## Given request:
Where a line in the listing below contains the word "name", copy that line.

[begin Dataset records]

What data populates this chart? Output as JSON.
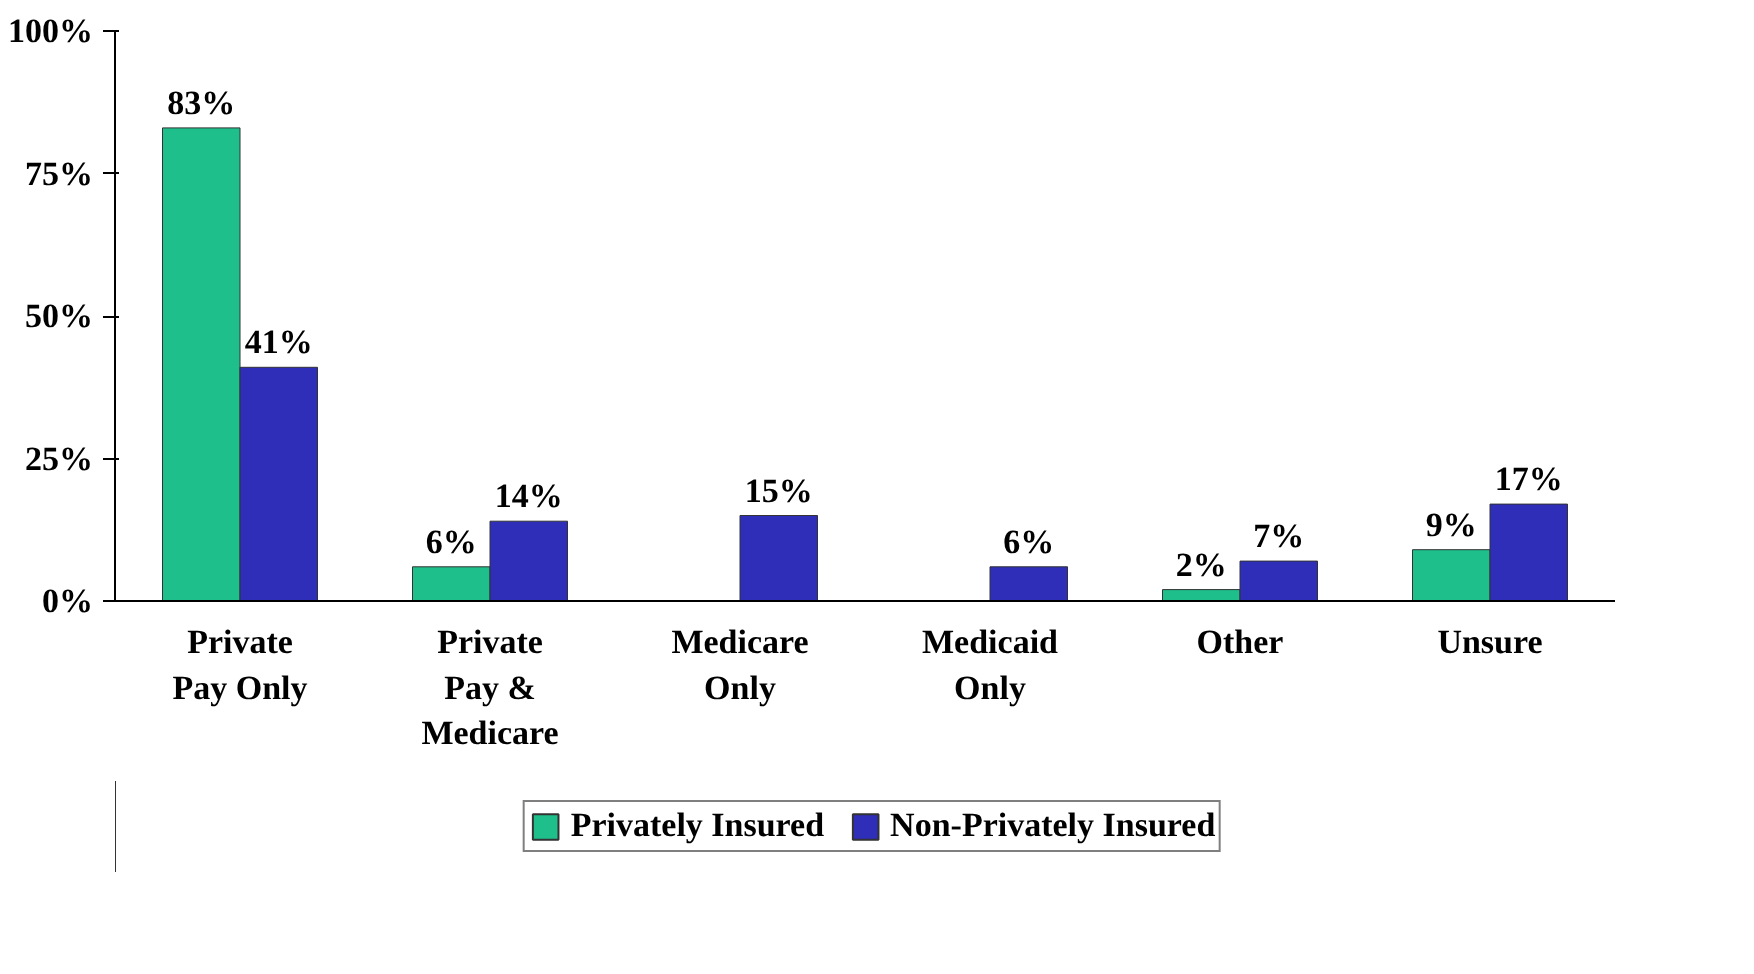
{
  "chart_data": {
    "type": "bar",
    "categories": [
      "Private\nPay Only",
      "Private\nPay &\nMedicare",
      "Medicare\nOnly",
      "Medicaid\nOnly",
      "Other",
      "Unsure"
    ],
    "series": [
      {
        "name": "Privately Insured",
        "color": "#1fbf8c",
        "values": [
          83,
          6,
          null,
          null,
          2,
          9
        ],
        "value_labels": [
          "83%",
          "6%",
          null,
          null,
          "2%",
          "9%"
        ]
      },
      {
        "name": "Non-Privately Insured",
        "color": "#2e2eb8",
        "values": [
          41,
          14,
          15,
          6,
          7,
          17
        ],
        "value_labels": [
          "41%",
          "14%",
          "15%",
          "6%",
          "7%",
          "17%"
        ]
      }
    ],
    "ylim": [
      0,
      100
    ],
    "yticks": [
      {
        "value": 0,
        "label": "0%"
      },
      {
        "value": 25,
        "label": "25%"
      },
      {
        "value": 50,
        "label": "50%"
      },
      {
        "value": 75,
        "label": "75%"
      },
      {
        "value": 100,
        "label": "100%"
      }
    ],
    "grid": false,
    "legend": "bottom"
  }
}
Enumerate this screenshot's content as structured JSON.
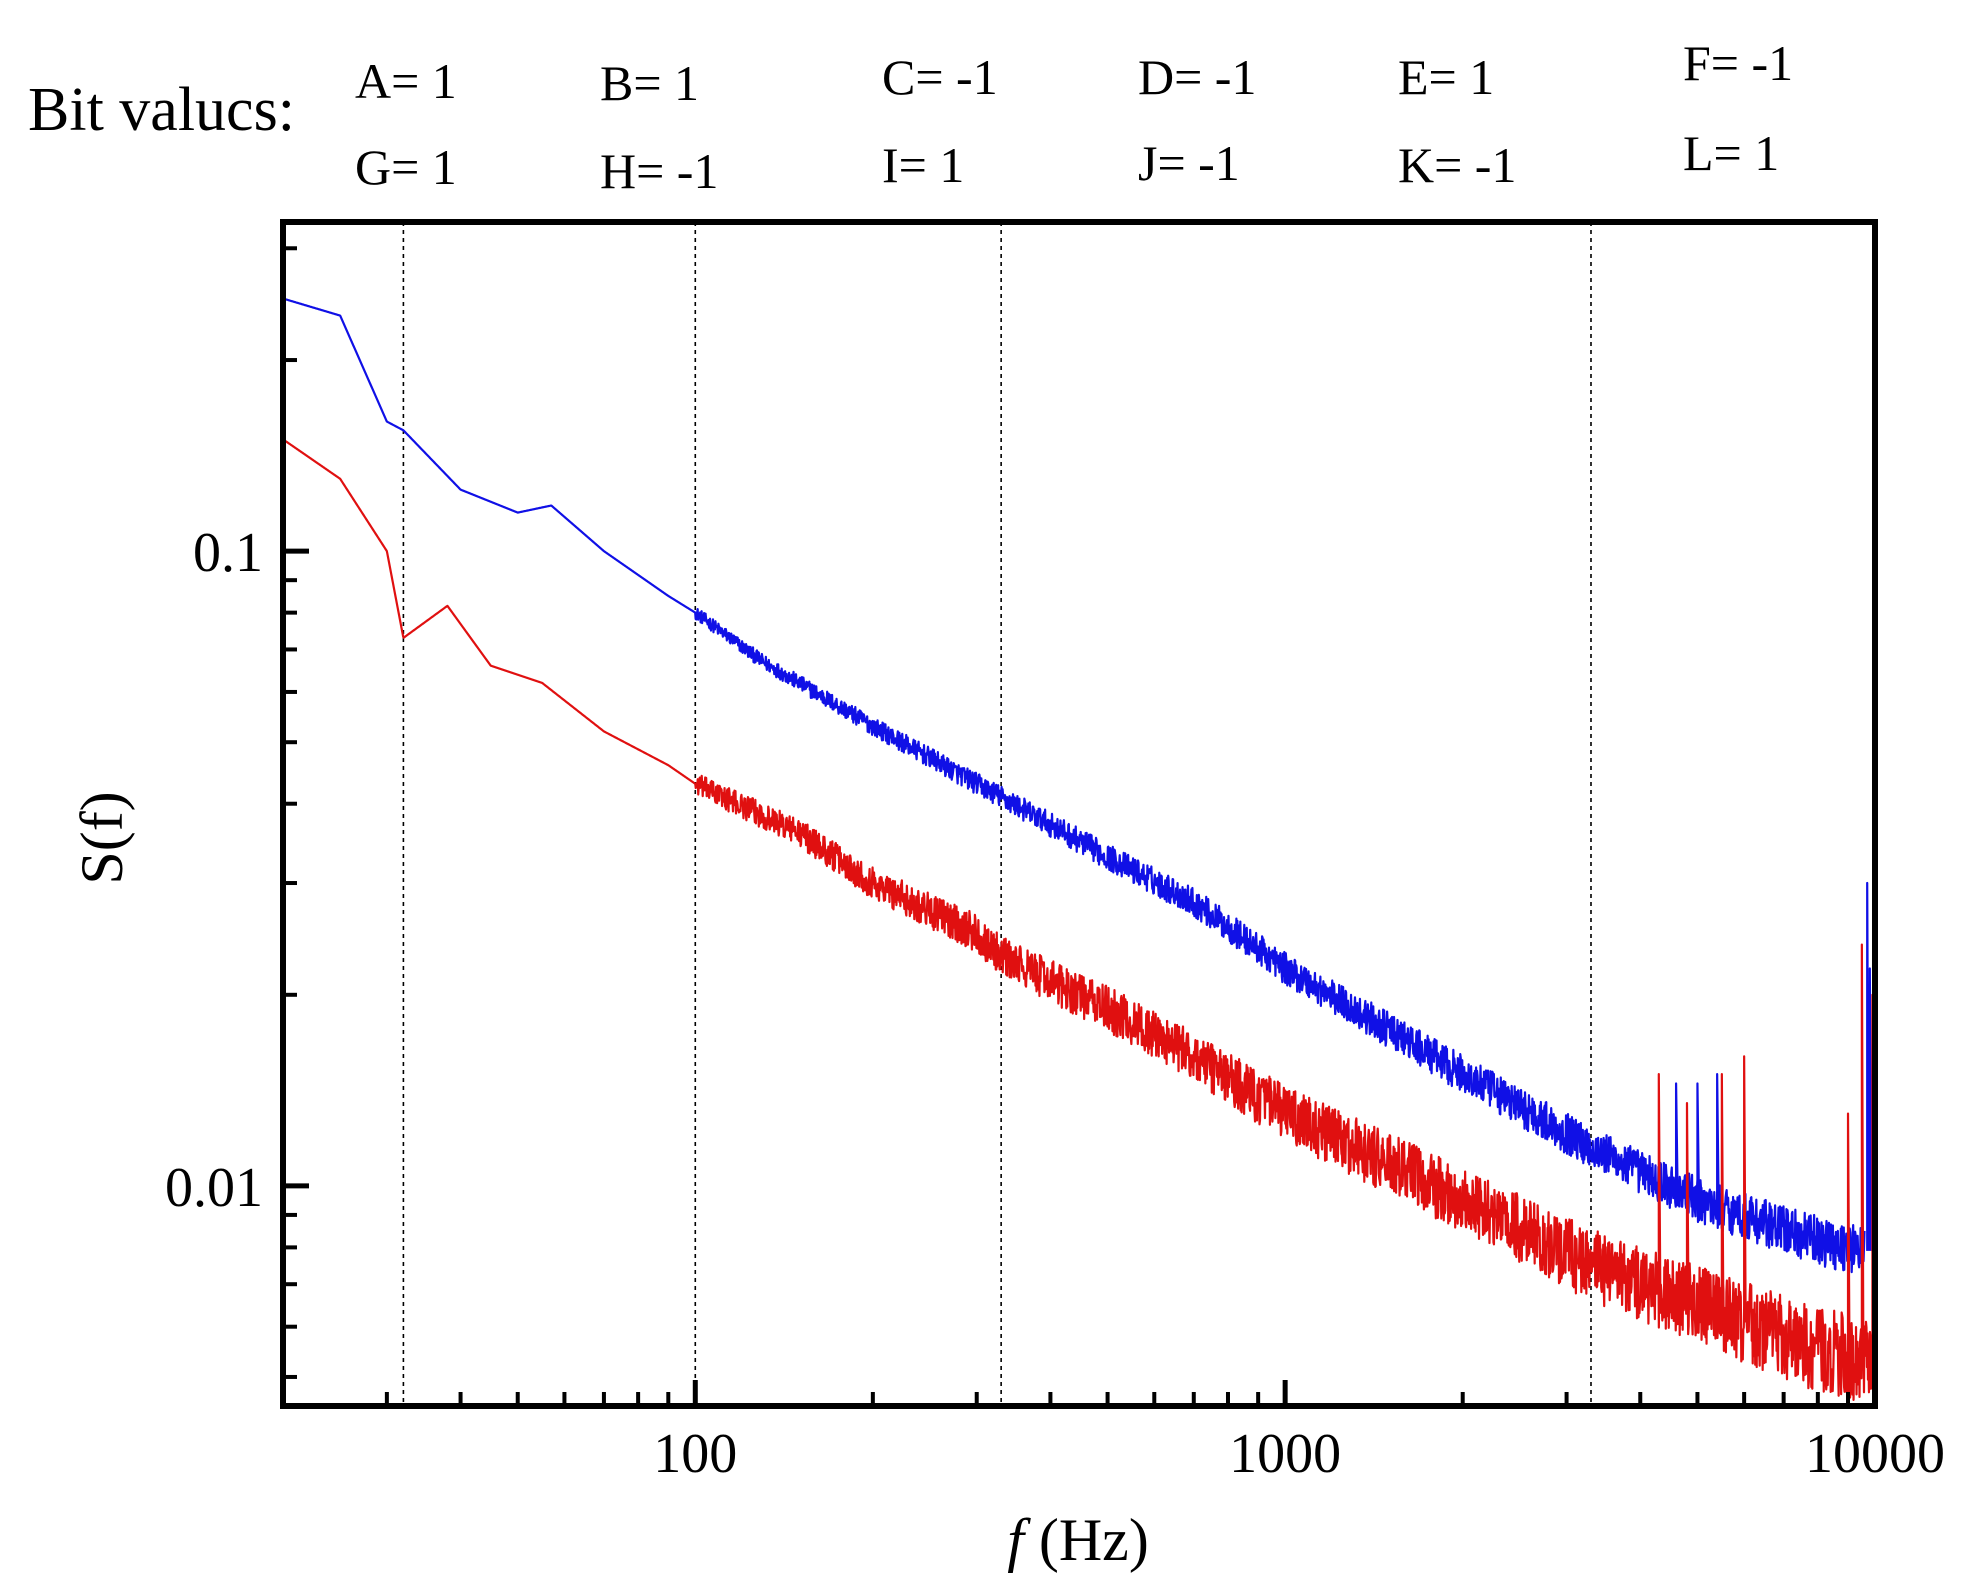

[end Dataset records]

## Solved problem:
        "name": "Privately Insured",
        "name": "Non-Privately Insured",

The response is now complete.